EXERCISE PROMPT: Count how many lines below contain the word "Карта", then give that number alone.

———

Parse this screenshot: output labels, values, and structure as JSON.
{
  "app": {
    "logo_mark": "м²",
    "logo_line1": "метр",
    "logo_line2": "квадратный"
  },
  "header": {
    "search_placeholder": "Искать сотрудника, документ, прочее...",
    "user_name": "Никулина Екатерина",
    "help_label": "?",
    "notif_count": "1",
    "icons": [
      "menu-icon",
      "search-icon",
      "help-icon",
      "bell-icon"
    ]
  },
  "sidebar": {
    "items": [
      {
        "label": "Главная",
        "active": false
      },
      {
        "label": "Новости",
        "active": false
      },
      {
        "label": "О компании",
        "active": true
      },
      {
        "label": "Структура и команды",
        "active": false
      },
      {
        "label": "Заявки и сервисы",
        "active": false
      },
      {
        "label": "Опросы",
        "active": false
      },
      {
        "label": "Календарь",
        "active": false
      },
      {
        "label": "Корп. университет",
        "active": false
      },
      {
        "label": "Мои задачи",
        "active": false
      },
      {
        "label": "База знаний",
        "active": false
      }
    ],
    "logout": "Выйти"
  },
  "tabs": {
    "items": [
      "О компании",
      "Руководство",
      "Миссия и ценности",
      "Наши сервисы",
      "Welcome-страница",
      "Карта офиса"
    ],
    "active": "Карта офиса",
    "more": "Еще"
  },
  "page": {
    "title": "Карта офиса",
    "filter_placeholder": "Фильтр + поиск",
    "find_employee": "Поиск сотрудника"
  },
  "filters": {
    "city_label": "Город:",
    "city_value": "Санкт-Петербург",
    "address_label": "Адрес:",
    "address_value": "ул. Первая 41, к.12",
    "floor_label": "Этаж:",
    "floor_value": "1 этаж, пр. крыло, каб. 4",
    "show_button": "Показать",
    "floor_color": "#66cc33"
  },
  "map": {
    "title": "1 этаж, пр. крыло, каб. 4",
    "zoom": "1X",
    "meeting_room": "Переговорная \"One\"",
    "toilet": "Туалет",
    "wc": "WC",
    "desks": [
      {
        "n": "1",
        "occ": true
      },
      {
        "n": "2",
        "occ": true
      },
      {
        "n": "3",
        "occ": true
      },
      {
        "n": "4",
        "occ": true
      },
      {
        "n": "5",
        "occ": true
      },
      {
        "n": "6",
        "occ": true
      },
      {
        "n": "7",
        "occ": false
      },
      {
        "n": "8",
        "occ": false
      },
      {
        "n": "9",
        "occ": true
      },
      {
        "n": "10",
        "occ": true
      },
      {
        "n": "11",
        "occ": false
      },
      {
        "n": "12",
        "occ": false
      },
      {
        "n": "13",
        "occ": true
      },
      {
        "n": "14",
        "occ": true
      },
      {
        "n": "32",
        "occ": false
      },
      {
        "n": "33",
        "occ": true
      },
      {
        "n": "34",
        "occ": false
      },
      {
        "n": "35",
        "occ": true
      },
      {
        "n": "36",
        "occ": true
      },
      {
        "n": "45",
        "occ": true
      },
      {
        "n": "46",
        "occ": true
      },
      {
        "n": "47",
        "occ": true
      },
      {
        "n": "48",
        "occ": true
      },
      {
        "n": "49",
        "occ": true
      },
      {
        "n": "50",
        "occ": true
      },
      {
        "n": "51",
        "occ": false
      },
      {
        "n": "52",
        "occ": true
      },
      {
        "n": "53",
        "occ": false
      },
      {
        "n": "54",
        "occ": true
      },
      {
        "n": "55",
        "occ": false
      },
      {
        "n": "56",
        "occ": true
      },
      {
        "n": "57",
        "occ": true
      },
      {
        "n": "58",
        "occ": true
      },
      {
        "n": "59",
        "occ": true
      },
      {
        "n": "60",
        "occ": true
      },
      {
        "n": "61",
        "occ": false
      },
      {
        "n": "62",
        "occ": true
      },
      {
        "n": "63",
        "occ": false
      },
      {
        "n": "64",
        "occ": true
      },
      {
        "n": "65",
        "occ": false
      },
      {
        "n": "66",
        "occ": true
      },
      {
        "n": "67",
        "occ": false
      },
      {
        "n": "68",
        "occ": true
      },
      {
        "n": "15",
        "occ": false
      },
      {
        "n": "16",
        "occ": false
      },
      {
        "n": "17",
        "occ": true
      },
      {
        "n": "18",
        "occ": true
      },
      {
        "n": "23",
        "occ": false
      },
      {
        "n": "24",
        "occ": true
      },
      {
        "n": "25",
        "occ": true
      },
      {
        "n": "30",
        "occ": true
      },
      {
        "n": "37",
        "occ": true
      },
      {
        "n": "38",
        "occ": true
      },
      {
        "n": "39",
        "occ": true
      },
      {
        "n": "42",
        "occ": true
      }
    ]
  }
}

———

FULL OUTPUT: 3